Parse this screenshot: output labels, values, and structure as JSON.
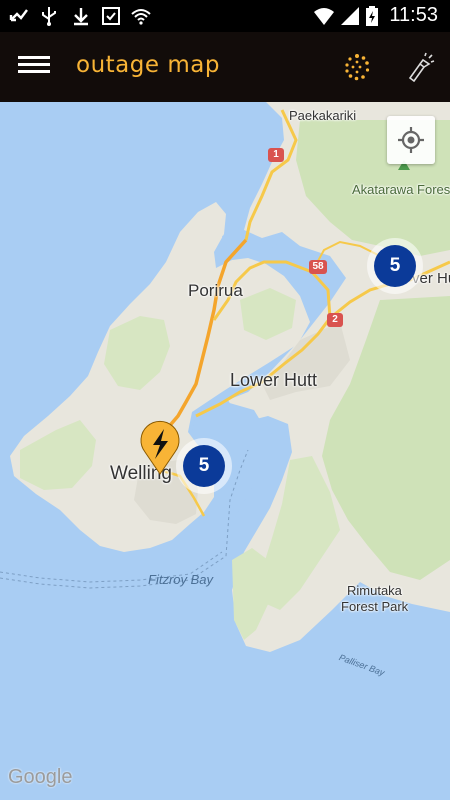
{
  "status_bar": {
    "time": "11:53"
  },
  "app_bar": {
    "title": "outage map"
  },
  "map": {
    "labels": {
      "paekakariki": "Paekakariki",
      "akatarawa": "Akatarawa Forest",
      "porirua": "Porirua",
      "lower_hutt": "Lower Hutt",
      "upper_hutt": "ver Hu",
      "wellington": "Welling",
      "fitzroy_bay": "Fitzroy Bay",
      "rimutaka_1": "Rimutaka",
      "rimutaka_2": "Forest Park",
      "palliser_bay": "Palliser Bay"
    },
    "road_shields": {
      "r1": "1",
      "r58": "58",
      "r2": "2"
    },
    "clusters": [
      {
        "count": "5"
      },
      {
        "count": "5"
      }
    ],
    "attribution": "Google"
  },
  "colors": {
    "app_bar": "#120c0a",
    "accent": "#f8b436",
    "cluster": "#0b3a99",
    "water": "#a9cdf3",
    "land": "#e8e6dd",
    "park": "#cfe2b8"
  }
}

________________

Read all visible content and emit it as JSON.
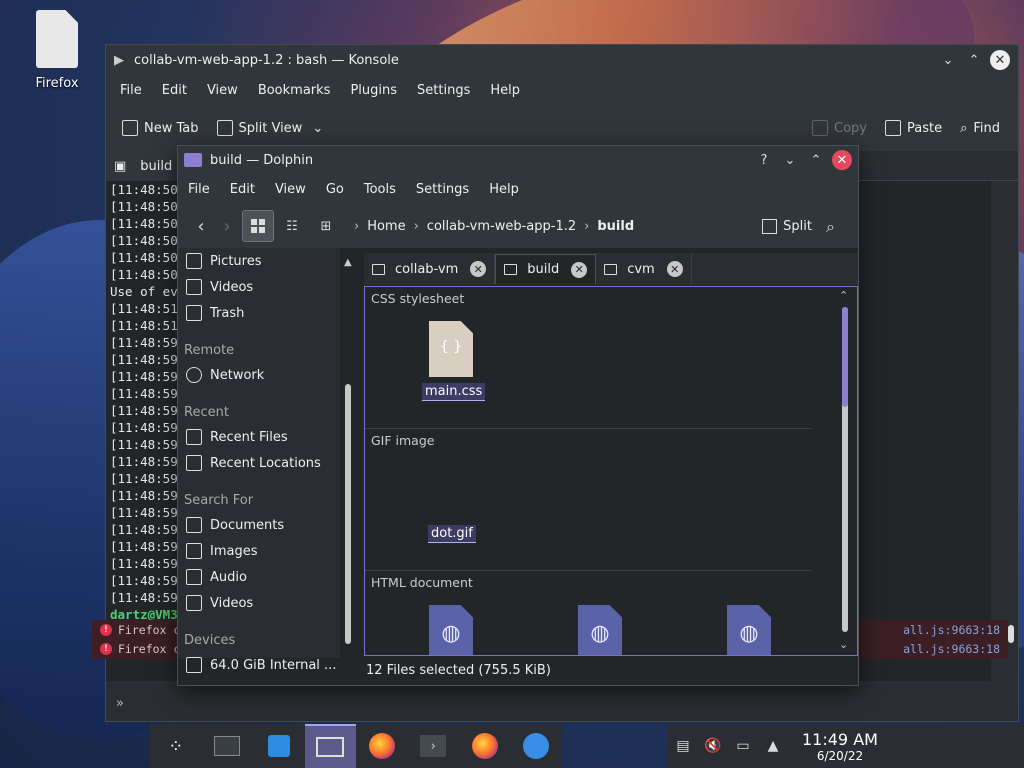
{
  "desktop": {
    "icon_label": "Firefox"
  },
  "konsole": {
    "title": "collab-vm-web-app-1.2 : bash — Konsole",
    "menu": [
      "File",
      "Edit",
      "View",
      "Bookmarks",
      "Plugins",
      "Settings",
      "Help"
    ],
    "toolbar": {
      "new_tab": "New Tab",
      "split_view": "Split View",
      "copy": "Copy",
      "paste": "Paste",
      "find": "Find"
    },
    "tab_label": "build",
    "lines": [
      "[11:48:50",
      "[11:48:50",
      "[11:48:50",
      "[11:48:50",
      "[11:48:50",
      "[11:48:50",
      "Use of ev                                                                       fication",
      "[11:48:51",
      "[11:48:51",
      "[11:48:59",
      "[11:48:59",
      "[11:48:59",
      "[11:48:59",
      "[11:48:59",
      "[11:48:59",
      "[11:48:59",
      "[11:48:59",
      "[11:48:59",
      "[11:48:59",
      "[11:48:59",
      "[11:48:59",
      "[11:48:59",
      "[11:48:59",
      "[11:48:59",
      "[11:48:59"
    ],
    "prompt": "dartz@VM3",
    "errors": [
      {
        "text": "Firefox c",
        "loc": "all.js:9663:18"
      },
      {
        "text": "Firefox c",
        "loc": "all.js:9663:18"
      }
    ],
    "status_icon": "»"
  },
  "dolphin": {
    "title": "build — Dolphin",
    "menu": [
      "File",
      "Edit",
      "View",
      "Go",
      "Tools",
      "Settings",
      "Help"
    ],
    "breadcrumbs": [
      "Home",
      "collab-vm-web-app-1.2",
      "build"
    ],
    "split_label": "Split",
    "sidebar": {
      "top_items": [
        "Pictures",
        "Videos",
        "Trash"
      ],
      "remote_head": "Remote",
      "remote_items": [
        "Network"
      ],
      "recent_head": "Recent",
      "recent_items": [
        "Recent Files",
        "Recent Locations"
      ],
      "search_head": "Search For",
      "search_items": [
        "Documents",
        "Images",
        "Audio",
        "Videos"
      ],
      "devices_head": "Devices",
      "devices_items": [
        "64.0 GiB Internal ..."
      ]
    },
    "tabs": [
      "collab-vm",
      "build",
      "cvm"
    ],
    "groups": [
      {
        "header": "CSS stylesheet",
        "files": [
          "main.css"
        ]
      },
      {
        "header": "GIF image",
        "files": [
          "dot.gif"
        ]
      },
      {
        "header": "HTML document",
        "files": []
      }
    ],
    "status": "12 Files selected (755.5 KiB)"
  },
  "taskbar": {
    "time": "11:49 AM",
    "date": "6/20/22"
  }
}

________________

### INSTRUCTION
Read the data above. Pull out each line in which the string "JSON" appears.

### COMPLETED TASK
Parse this screenshot: output labels, values, and structure as JSON.
Read all visible content and emit it as JSON.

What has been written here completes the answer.